### [DIRECTIONS FOR THIS TASK]
Copy all lines in which the word "text" can be found.

### [DATASET ROWS]
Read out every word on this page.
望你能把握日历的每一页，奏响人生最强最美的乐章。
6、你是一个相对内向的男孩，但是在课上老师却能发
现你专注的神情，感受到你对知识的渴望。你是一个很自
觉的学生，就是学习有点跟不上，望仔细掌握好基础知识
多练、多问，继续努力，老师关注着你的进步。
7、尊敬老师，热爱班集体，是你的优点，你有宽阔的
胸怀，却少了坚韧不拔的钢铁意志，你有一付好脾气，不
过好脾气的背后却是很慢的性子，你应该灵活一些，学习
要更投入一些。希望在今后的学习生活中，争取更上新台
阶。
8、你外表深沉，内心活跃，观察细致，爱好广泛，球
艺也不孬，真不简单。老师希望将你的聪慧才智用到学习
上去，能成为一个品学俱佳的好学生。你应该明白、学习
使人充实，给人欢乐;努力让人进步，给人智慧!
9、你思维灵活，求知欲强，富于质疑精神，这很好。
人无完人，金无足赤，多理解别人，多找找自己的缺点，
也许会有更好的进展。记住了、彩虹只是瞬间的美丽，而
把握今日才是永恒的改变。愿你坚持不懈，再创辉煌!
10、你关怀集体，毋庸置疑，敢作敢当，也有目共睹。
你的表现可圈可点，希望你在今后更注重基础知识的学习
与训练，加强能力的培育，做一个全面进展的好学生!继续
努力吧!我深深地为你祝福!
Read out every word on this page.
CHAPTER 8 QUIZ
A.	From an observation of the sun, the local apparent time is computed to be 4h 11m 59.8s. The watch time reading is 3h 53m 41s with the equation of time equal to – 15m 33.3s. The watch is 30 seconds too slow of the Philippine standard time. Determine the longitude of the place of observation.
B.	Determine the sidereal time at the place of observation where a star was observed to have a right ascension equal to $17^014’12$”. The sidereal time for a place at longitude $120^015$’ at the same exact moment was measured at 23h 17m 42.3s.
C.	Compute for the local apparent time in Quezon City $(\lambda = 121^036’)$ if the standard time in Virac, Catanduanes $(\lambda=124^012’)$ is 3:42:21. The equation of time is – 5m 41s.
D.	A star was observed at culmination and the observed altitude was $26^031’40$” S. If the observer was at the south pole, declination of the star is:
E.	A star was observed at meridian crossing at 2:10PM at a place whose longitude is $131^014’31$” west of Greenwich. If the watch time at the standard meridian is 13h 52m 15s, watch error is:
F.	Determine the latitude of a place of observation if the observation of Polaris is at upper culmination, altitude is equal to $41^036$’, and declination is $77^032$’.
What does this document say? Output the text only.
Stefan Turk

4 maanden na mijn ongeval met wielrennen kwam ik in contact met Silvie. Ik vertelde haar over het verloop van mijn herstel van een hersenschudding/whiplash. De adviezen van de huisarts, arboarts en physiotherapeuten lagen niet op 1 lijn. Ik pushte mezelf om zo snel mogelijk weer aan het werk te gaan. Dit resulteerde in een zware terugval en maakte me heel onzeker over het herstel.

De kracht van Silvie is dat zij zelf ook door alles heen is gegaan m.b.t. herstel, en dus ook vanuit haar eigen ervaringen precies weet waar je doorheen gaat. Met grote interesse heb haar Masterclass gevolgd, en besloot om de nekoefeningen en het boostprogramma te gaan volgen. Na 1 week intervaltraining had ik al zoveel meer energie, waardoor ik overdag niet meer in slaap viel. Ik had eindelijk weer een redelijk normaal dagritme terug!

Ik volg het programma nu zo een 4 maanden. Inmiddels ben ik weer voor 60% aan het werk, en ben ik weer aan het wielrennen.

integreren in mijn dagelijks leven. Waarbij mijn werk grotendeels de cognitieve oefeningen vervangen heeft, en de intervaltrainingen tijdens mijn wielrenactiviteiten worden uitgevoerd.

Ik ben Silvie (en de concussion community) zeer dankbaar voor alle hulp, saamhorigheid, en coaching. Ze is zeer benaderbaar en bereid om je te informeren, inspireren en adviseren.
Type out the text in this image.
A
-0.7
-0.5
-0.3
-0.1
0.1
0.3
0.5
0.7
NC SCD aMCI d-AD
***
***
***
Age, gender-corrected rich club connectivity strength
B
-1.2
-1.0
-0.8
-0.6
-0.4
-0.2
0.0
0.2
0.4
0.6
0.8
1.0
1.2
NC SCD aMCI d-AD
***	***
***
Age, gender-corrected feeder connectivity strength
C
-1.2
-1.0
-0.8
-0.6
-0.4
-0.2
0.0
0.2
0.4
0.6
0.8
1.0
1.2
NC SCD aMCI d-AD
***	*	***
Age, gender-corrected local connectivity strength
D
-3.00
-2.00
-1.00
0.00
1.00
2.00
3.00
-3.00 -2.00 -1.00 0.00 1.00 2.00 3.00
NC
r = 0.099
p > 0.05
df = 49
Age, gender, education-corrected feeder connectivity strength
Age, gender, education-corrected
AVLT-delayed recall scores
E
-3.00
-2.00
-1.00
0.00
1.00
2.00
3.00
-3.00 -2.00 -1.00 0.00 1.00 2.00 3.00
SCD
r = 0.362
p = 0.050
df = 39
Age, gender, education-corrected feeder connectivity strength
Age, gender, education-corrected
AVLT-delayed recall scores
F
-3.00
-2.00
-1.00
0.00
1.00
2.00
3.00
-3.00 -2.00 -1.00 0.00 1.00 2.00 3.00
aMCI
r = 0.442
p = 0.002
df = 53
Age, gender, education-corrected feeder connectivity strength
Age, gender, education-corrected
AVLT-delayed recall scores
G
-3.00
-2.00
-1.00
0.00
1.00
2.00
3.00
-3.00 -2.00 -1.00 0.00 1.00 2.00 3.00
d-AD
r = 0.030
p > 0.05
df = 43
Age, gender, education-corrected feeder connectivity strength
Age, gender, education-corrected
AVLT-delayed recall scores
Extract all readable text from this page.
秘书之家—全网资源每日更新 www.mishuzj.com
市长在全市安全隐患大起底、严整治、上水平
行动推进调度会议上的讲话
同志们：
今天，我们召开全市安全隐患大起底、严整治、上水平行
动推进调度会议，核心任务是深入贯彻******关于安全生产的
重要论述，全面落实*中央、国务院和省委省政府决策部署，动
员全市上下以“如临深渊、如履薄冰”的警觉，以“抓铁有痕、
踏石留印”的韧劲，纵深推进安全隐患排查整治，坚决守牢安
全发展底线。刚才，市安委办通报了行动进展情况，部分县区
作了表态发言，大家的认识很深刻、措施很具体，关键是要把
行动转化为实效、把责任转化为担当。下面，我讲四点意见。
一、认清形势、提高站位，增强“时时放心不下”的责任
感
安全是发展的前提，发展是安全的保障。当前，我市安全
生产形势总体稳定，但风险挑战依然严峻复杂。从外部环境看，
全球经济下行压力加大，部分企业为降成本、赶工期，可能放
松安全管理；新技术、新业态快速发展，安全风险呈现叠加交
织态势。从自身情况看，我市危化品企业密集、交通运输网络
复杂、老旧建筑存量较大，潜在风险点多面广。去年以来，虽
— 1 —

### [ANSWER]
What does this document say? Output the text only.
Type out the text in this image.
Extract all readable text from this page.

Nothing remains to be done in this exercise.